* _Directive_
All lines in the data bearing the string "subtitle" should be identified and copied.

* _Stored records_
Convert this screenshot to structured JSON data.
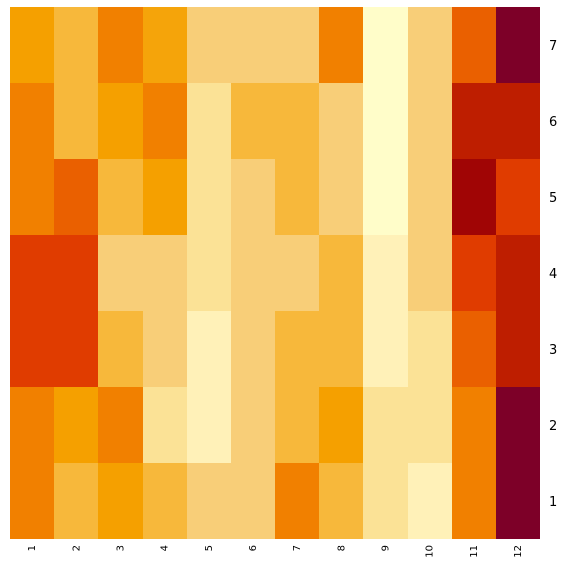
{
  "chart_data": {
    "type": "heatmap",
    "title": "",
    "xlabel": "",
    "ylabel": "",
    "x_categories": [
      "1",
      "2",
      "3",
      "4",
      "5",
      "6",
      "7",
      "8",
      "9",
      "10",
      "11",
      "12"
    ],
    "y_categories": [
      "7",
      "6",
      "5",
      "4",
      "3",
      "2",
      "1"
    ],
    "value_range": [
      0,
      100
    ],
    "colormap": "YlOrRd",
    "legend": "none",
    "grid": false,
    "values": [
      [
        55,
        43,
        60,
        53,
        34,
        34,
        34,
        60,
        2,
        34,
        66,
        98
      ],
      [
        60,
        43,
        55,
        60,
        26,
        43,
        43,
        34,
        2,
        34,
        85,
        85
      ],
      [
        60,
        66,
        43,
        55,
        26,
        34,
        43,
        34,
        2,
        34,
        90,
        75
      ],
      [
        75,
        75,
        34,
        34,
        26,
        34,
        34,
        43,
        14,
        34,
        75,
        85
      ],
      [
        75,
        75,
        43,
        34,
        14,
        34,
        43,
        43,
        14,
        26,
        66,
        85
      ],
      [
        60,
        55,
        60,
        26,
        14,
        34,
        43,
        55,
        26,
        26,
        60,
        98
      ],
      [
        60,
        43,
        55,
        43,
        34,
        34,
        60,
        43,
        26,
        14,
        60,
        98
      ]
    ]
  }
}
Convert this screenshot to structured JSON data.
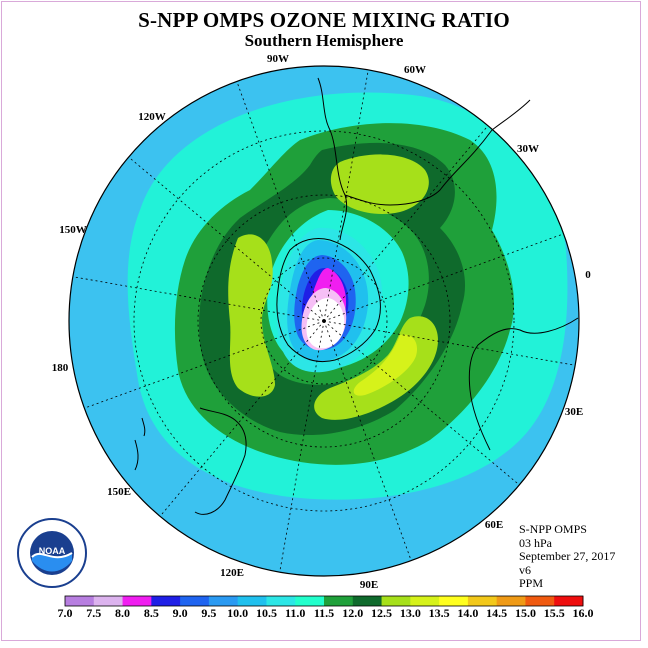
{
  "title": "S-NPP OMPS OZONE MIXING RATIO",
  "subtitle": "Southern Hemisphere",
  "longitude_labels": [
    "90W",
    "60W",
    "30W",
    "0",
    "30E",
    "60E",
    "90E",
    "120E",
    "150E",
    "180",
    "150W",
    "120W"
  ],
  "info": {
    "instrument": "S-NPP OMPS",
    "level": "03 hPa",
    "date": "September 27, 2017",
    "version": "v6",
    "units": "PPM"
  },
  "logo_text": "NOAA",
  "colorbar": {
    "ticks": [
      "7.0",
      "7.5",
      "8.0",
      "8.5",
      "9.0",
      "9.5",
      "10.0",
      "10.5",
      "11.0",
      "11.5",
      "12.0",
      "12.5",
      "13.0",
      "13.5",
      "14.0",
      "14.5",
      "15.0",
      "15.5",
      "16.0"
    ],
    "colors": [
      "#b77ee0",
      "#dcb3ee",
      "#f01ef0",
      "#1f1fe6",
      "#1f64f0",
      "#2a9af2",
      "#20c0ee",
      "#2ce6e6",
      "#22ffcc",
      "#1fa03a",
      "#0f6a2c",
      "#a6e01a",
      "#d6f21a",
      "#ffff1f",
      "#f2c81a",
      "#ef9a16",
      "#f05a10",
      "#ee0e0e",
      "#8a5a40"
    ]
  },
  "color_key": {
    "background": "#3cc2f0",
    "cyan": "#22f2d8",
    "green_light": "#1fa03a",
    "green_dark": "#0f6a2c",
    "yellowgreen": "#a6e01a",
    "yellow": "#d6f21a",
    "magenta": "#f01ef0",
    "pink": "#f6bff6"
  }
}
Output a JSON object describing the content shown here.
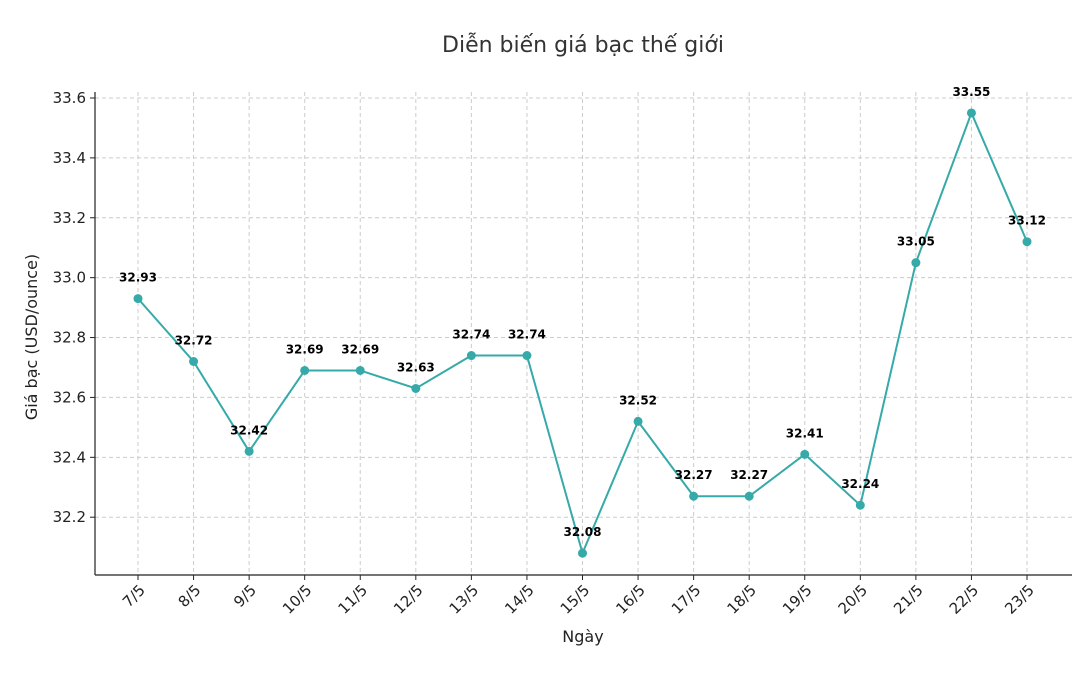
{
  "chart_data": {
    "type": "line",
    "title": "Diễn biến giá bạc thế giới",
    "xlabel": "Ngày",
    "ylabel": "Giá bạc (USD/ounce)",
    "categories": [
      "7/5",
      "8/5",
      "9/5",
      "10/5",
      "11/5",
      "12/5",
      "13/5",
      "14/5",
      "15/5",
      "16/5",
      "17/5",
      "18/5",
      "19/5",
      "20/5",
      "21/5",
      "22/5",
      "23/5"
    ],
    "series": [
      {
        "values": [
          32.93,
          32.72,
          32.42,
          32.69,
          32.69,
          32.63,
          32.74,
          32.74,
          32.08,
          32.52,
          32.27,
          32.27,
          32.41,
          32.24,
          33.05,
          33.55,
          33.12
        ],
        "labels": [
          "32.93",
          "32.72",
          "32.42",
          "32.69",
          "32.69",
          "32.63",
          "32.74",
          "32.74",
          "32.08",
          "32.52",
          "32.27",
          "32.27",
          "32.41",
          "32.24",
          "33.05",
          "33.55",
          "33.12"
        ],
        "color": "#36aaa8"
      }
    ],
    "yticks": [
      "32.2",
      "32.4",
      "32.6",
      "32.8",
      "33.0",
      "33.2",
      "33.4",
      "33.6"
    ],
    "ylim": [
      32.007,
      33.62
    ],
    "grid": true,
    "legend": false
  }
}
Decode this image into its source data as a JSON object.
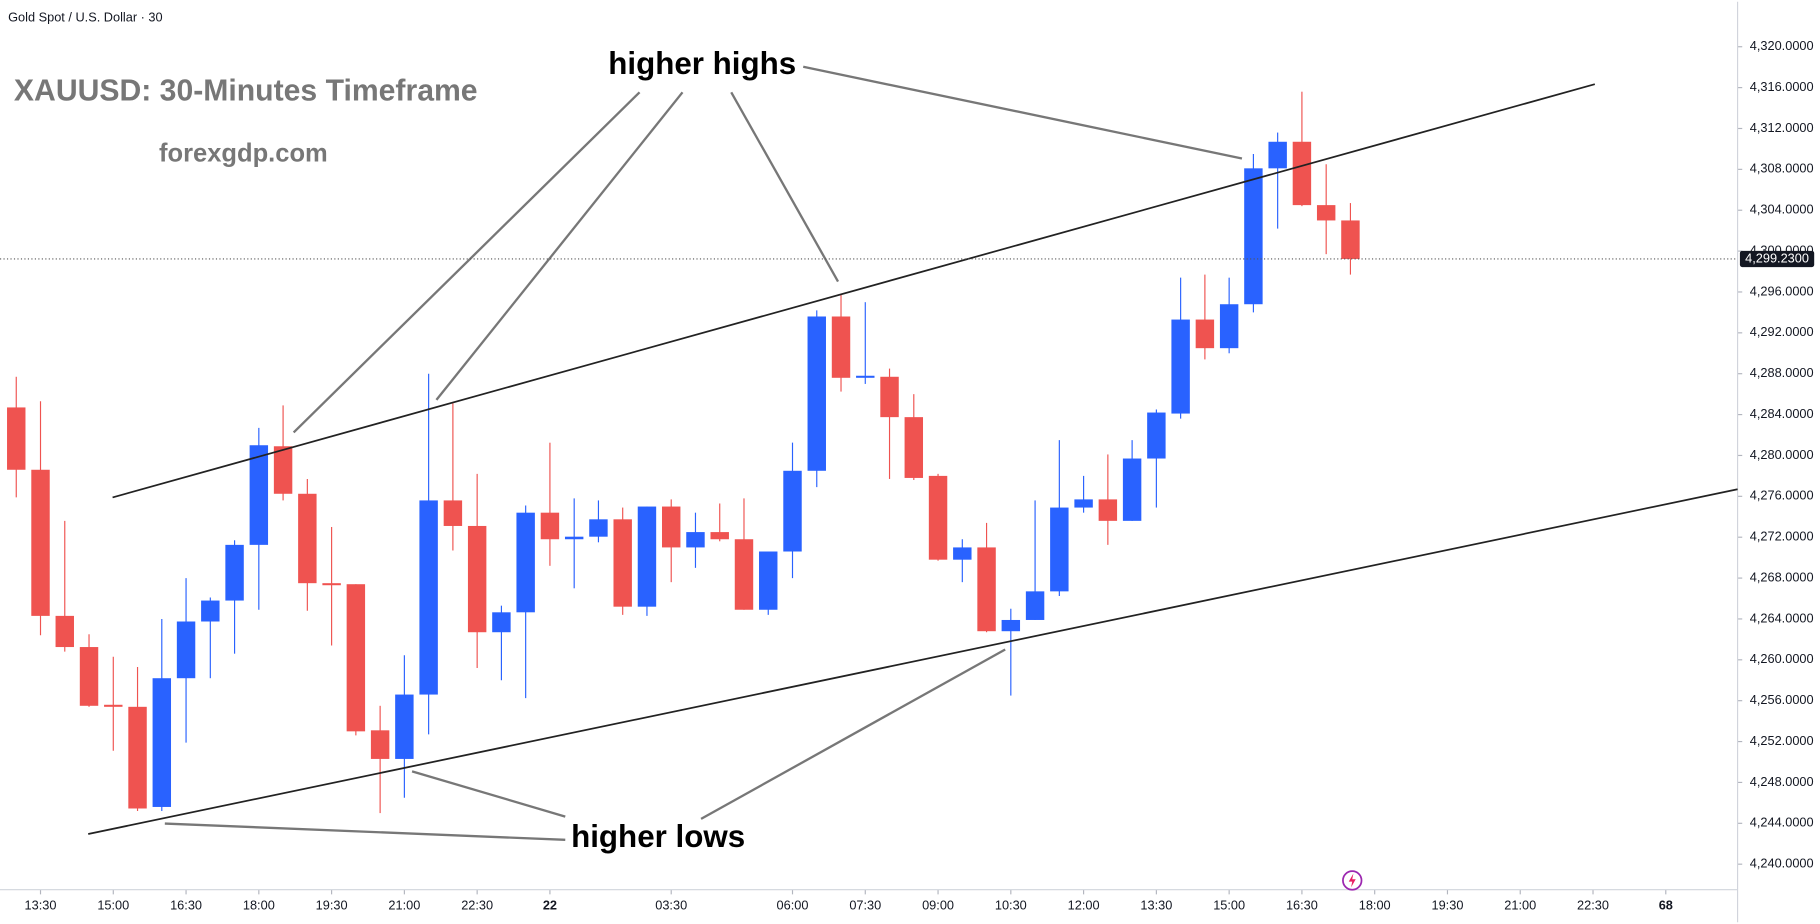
{
  "chart_data": {
    "type": "candlestick",
    "header": "Gold Spot / U.S. Dollar · 30",
    "title": "XAUUSD: 30-Minutes Timeframe",
    "subtitle": "forexgdp.com",
    "annotations": [
      "higher highs",
      "higher lows"
    ],
    "up_color": "#2962ff",
    "down_color": "#ef5350",
    "x": [
      0,
      1,
      2,
      3,
      4,
      5,
      6,
      7,
      8,
      9,
      10,
      11,
      12,
      13,
      14,
      15,
      16,
      17,
      18,
      19,
      20,
      21,
      22,
      23,
      24,
      25,
      26,
      27,
      28,
      29,
      30,
      31,
      32,
      33,
      34,
      35,
      36,
      37,
      38,
      39,
      40,
      41,
      42,
      43,
      44,
      45,
      46,
      47,
      48,
      49,
      50,
      51,
      52,
      53,
      54,
      55
    ],
    "open": [
      4284.7,
      4278.6,
      4264.3,
      4261.25,
      4255.6,
      4255.4,
      4245.6,
      4258.2,
      4263.75,
      4265.8,
      4271.25,
      4280.9,
      4276.25,
      4267.5,
      4267.4,
      4253.1,
      4250.3,
      4256.6,
      4275.6,
      4273.1,
      4262.7,
      4264.65,
      4274.4,
      4271.8,
      4272.05,
      4273.75,
      4265.2,
      4275.0,
      4271.0,
      4272.5,
      4271.8,
      4264.9,
      4270.6,
      4278.5,
      4293.6,
      4287.6,
      4287.7,
      4283.75,
      4278.0,
      4269.8,
      4271.0,
      4262.8,
      4263.9,
      4266.7,
      4274.9,
      4275.7,
      4273.6,
      4279.7,
      4284.1,
      4293.3,
      4290.5,
      4294.8,
      4308.1,
      4310.7,
      4304.5,
      4303.0
    ],
    "high": [
      4287.7,
      4285.3,
      4273.6,
      4262.5,
      4260.3,
      4259.3,
      4264.0,
      4268.0,
      4266.1,
      4271.7,
      4282.7,
      4284.9,
      4277.7,
      4273.0,
      4267.4,
      4255.5,
      4260.45,
      4288.0,
      4285.1,
      4278.2,
      4265.3,
      4275.1,
      4281.25,
      4275.8,
      4275.6,
      4274.9,
      4275.0,
      4275.7,
      4274.4,
      4275.3,
      4275.8,
      4270.6,
      4281.25,
      4294.2,
      4295.7,
      4295.0,
      4288.5,
      4286.0,
      4278.2,
      4271.8,
      4273.4,
      4265.0,
      4275.6,
      4281.5,
      4278.0,
      4280.1,
      4281.5,
      4284.5,
      4297.4,
      4297.7,
      4297.4,
      4309.5,
      4311.6,
      4315.6,
      4308.5,
      4304.7
    ],
    "low": [
      4275.9,
      4262.4,
      4260.8,
      4255.4,
      4251.1,
      4245.2,
      4245.2,
      4251.9,
      4258.2,
      4260.6,
      4264.9,
      4275.6,
      4264.8,
      4261.4,
      4252.6,
      4245.0,
      4246.5,
      4252.7,
      4270.7,
      4259.2,
      4258.0,
      4256.25,
      4269.2,
      4267.0,
      4271.5,
      4264.4,
      4264.3,
      4267.6,
      4269.0,
      4271.6,
      4264.9,
      4264.4,
      4268.0,
      4276.9,
      4286.25,
      4287.0,
      4277.7,
      4277.6,
      4269.7,
      4267.6,
      4262.7,
      4256.5,
      4263.9,
      4266.25,
      4274.4,
      4271.25,
      4273.6,
      4274.9,
      4283.6,
      4289.4,
      4290.0,
      4294.0,
      4302.2,
      4304.4,
      4299.7,
      4297.7
    ],
    "close": [
      4278.6,
      4264.3,
      4261.25,
      4255.5,
      4255.4,
      4245.45,
      4258.2,
      4263.75,
      4265.8,
      4271.25,
      4281.0,
      4276.25,
      4267.5,
      4267.3,
      4253.0,
      4250.3,
      4256.6,
      4275.6,
      4273.1,
      4262.7,
      4264.65,
      4274.4,
      4271.8,
      4272.05,
      4273.75,
      4265.2,
      4275.0,
      4271.0,
      4272.5,
      4271.8,
      4264.9,
      4270.6,
      4278.5,
      4293.6,
      4287.6,
      4287.8,
      4283.75,
      4277.8,
      4269.8,
      4271.0,
      4262.8,
      4263.9,
      4266.7,
      4274.9,
      4275.7,
      4273.6,
      4279.7,
      4284.2,
      4293.3,
      4290.5,
      4294.8,
      4308.1,
      4310.7,
      4304.5,
      4303.0,
      4299.23
    ],
    "last_price": {
      "value": 4299.23,
      "label": "4,299.2300"
    },
    "xlim": [
      -0.67,
      70.96
    ],
    "xticks": [
      {
        "value": 1,
        "label": "13:30"
      },
      {
        "value": 4,
        "label": "15:00"
      },
      {
        "value": 7,
        "label": "16:30"
      },
      {
        "value": 10,
        "label": "18:00"
      },
      {
        "value": 13,
        "label": "19:30"
      },
      {
        "value": 16,
        "label": "21:00"
      },
      {
        "value": 19,
        "label": "22:30"
      },
      22,
      {
        "value": 27,
        "label": "03:30"
      },
      {
        "value": 32,
        "label": "06:00"
      },
      {
        "value": 35,
        "label": "07:30"
      },
      {
        "value": 38,
        "label": "09:00"
      },
      {
        "value": 41,
        "label": "10:30"
      },
      {
        "value": 44,
        "label": "12:00"
      },
      {
        "value": 47,
        "label": "13:30"
      },
      {
        "value": 50,
        "label": "15:00"
      },
      {
        "value": 53,
        "label": "16:30"
      },
      {
        "value": 56,
        "label": "18:00"
      },
      {
        "value": 59,
        "label": "19:30"
      },
      {
        "value": 62,
        "label": "21:00"
      },
      {
        "value": 65,
        "label": "22:30"
      },
      68
    ],
    "ylim": [
      4237.5,
      4324.4
    ],
    "yticks": [
      {
        "value": 4240,
        "label": "4,240.0000"
      },
      {
        "value": 4244,
        "label": "4,244.0000"
      },
      {
        "value": 4248,
        "label": "4,248.0000"
      },
      {
        "value": 4252,
        "label": "4,252.0000"
      },
      {
        "value": 4256,
        "label": "4,256.0000"
      },
      {
        "value": 4260,
        "label": "4,260.0000"
      },
      {
        "value": 4264,
        "label": "4,264.0000"
      },
      {
        "value": 4268,
        "label": "4,268.0000"
      },
      {
        "value": 4272,
        "label": "4,272.0000"
      },
      {
        "value": 4276,
        "label": "4,276.0000"
      },
      {
        "value": 4280,
        "label": "4,280.0000"
      },
      {
        "value": 4284,
        "label": "4,284.0000"
      },
      {
        "value": 4288,
        "label": "4,288.0000"
      },
      {
        "value": 4292,
        "label": "4,292.0000"
      },
      {
        "value": 4296,
        "label": "4,296.0000"
      },
      {
        "value": 4300,
        "label": "4,300.0000"
      },
      {
        "value": 4304,
        "label": "4,304.0000"
      },
      {
        "value": 4308,
        "label": "4,308.0000"
      },
      {
        "value": 4312,
        "label": "4,312.0000"
      },
      {
        "value": 4316,
        "label": "4,316.0000"
      },
      {
        "value": 4320,
        "label": "4,320.0000"
      }
    ]
  }
}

* _Exercise solution_
  "subtitle": "Southern Hemisphere",
    "subtitle": "forexgdp.com",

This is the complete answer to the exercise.